- Problem statement -
Your copy of the material must match it exactly, except that pictures are dropped.

- Stored records -

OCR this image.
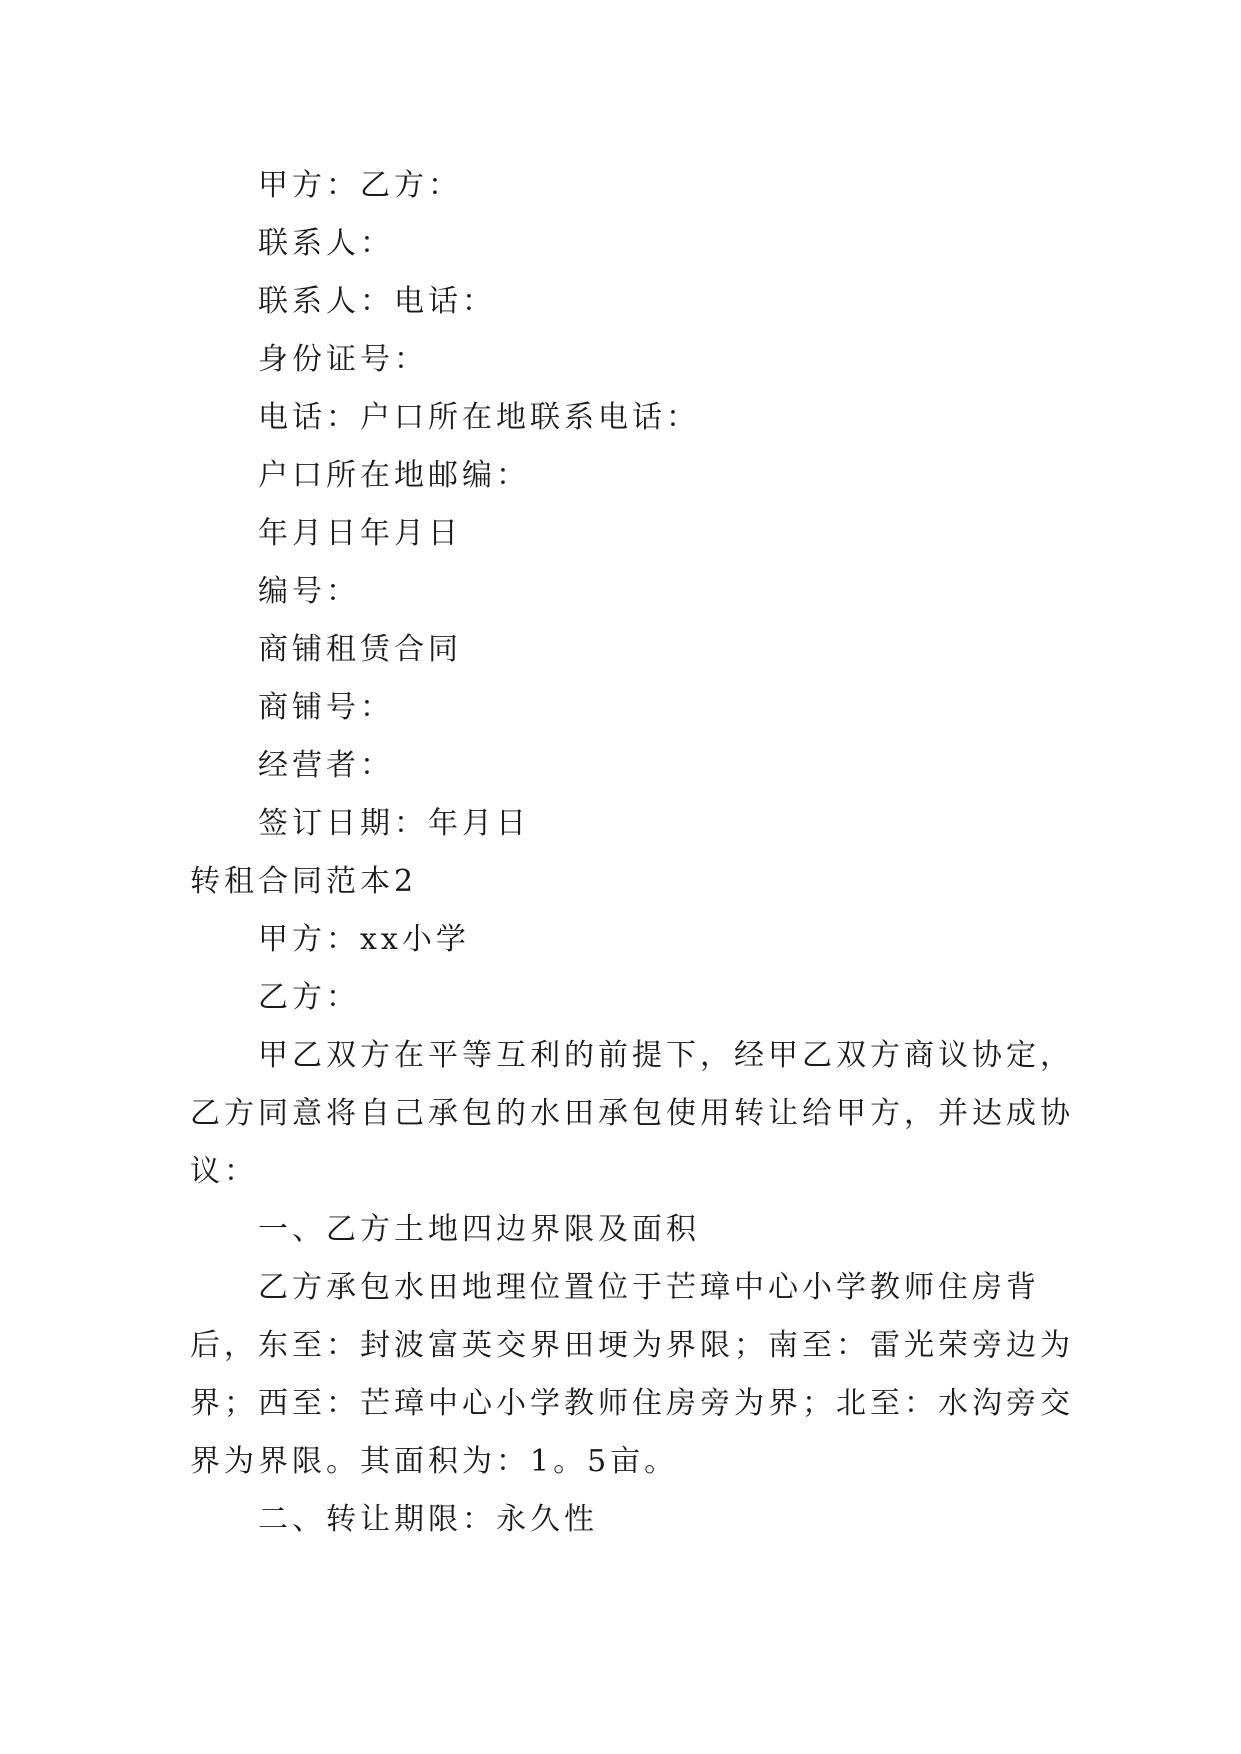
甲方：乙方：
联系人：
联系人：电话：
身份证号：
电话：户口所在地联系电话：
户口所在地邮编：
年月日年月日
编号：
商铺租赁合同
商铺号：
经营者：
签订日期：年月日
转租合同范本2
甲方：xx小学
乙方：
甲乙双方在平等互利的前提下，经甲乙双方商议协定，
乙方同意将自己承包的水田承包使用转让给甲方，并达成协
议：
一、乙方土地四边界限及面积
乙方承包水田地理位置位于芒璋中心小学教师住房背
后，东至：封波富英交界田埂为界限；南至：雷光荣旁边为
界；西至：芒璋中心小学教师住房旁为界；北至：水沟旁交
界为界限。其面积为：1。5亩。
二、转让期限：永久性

- Finished exercise -
OCR this image.
甲方：乙方：
联系人：
联系人：电话：
身份证号：
电话：户口所在地联系电话：
户口所在地邮编：
年月日年月日
编号：
商铺租赁合同
商铺号：
经营者：
签订日期：年月日
转租合同范本2
甲方：xx小学
乙方：
甲乙双方在平等互利的前提下，经甲乙双方商议协定，
乙方同意将自己承包的水田承包使用转让给甲方，并达成协
议：
一、乙方土地四边界限及面积
乙方承包水田地理位置位于芒璋中心小学教师住房背
后，东至：封波富英交界田埂为界限；南至：雷光荣旁边为
界；西至：芒璋中心小学教师住房旁为界；北至：水沟旁交
界为界限。其面积为：1。5亩。
二、转让期限：永久性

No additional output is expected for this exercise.